»»

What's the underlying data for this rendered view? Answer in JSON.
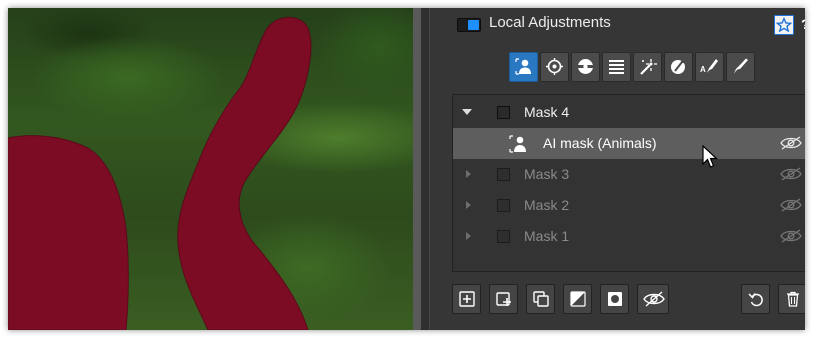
{
  "panel": {
    "title": "Local Adjustments",
    "help_label": "?",
    "accent_color": "#1e8fff",
    "mask_color": "#7c0c24",
    "toggle_on": true
  },
  "mode_tools": [
    {
      "name": "ai-mask-mode",
      "icon": "person-select-icon",
      "active": true
    },
    {
      "name": "control-point-mode",
      "icon": "target-icon",
      "active": false
    },
    {
      "name": "luminosity-mask-mode",
      "icon": "sphere-icon",
      "active": false
    },
    {
      "name": "gradient-mode",
      "icon": "horizontal-lines-icon",
      "active": false
    },
    {
      "name": "magic-brush-mode",
      "icon": "magic-wand-icon",
      "active": false
    },
    {
      "name": "color-picker-mode",
      "icon": "dropper-icon",
      "active": false
    },
    {
      "name": "text-brush-mode",
      "icon": "text-brush-icon",
      "active": false
    },
    {
      "name": "brush-mode",
      "icon": "brush-icon",
      "active": false
    }
  ],
  "masks": [
    {
      "label": "Mask 4",
      "expanded": true,
      "children": [
        {
          "label": "AI mask (Animals)",
          "selected": true
        }
      ]
    },
    {
      "label": "Mask 3",
      "expanded": false
    },
    {
      "label": "Mask 2",
      "expanded": false
    },
    {
      "label": "Mask 1",
      "expanded": false
    }
  ],
  "bottom_tools": [
    {
      "name": "add-mask",
      "icon": "plus-square-icon"
    },
    {
      "name": "add-sub-mask",
      "icon": "square-plus-corner-icon"
    },
    {
      "name": "duplicate-mask",
      "icon": "duplicate-icon"
    },
    {
      "name": "invert-mask",
      "icon": "invert-icon"
    },
    {
      "name": "show-mask",
      "icon": "circle-square-icon"
    },
    {
      "name": "toggle-visibility",
      "icon": "eye-slash-icon"
    },
    {
      "name": "reset-mask",
      "icon": "undo-icon"
    },
    {
      "name": "delete-mask",
      "icon": "trash-icon"
    }
  ]
}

««

| Exercise |
Copy the whole listing above word for word but do not carry over the pictures.

| Exercise answer |
What's the underlying data for this rendered view? Answer in JSON.
{
  "panel": {
    "title": "Local Adjustments",
    "help_label": "?",
    "accent_color": "#1e8fff",
    "mask_color": "#7c0c24",
    "toggle_on": true
  },
  "mode_tools": [
    {
      "name": "ai-mask-mode",
      "icon": "person-select-icon",
      "active": true
    },
    {
      "name": "control-point-mode",
      "icon": "target-icon",
      "active": false
    },
    {
      "name": "luminosity-mask-mode",
      "icon": "sphere-icon",
      "active": false
    },
    {
      "name": "gradient-mode",
      "icon": "horizontal-lines-icon",
      "active": false
    },
    {
      "name": "magic-brush-mode",
      "icon": "magic-wand-icon",
      "active": false
    },
    {
      "name": "color-picker-mode",
      "icon": "dropper-icon",
      "active": false
    },
    {
      "name": "text-brush-mode",
      "icon": "text-brush-icon",
      "active": false
    },
    {
      "name": "brush-mode",
      "icon": "brush-icon",
      "active": false
    }
  ],
  "masks": [
    {
      "label": "Mask 4",
      "expanded": true,
      "children": [
        {
          "label": "AI mask (Animals)",
          "selected": true
        }
      ]
    },
    {
      "label": "Mask 3",
      "expanded": false
    },
    {
      "label": "Mask 2",
      "expanded": false
    },
    {
      "label": "Mask 1",
      "expanded": false
    }
  ],
  "bottom_tools": [
    {
      "name": "add-mask",
      "icon": "plus-square-icon"
    },
    {
      "name": "add-sub-mask",
      "icon": "square-plus-corner-icon"
    },
    {
      "name": "duplicate-mask",
      "icon": "duplicate-icon"
    },
    {
      "name": "invert-mask",
      "icon": "invert-icon"
    },
    {
      "name": "show-mask",
      "icon": "circle-square-icon"
    },
    {
      "name": "toggle-visibility",
      "icon": "eye-slash-icon"
    },
    {
      "name": "reset-mask",
      "icon": "undo-icon"
    },
    {
      "name": "delete-mask",
      "icon": "trash-icon"
    }
  ]
}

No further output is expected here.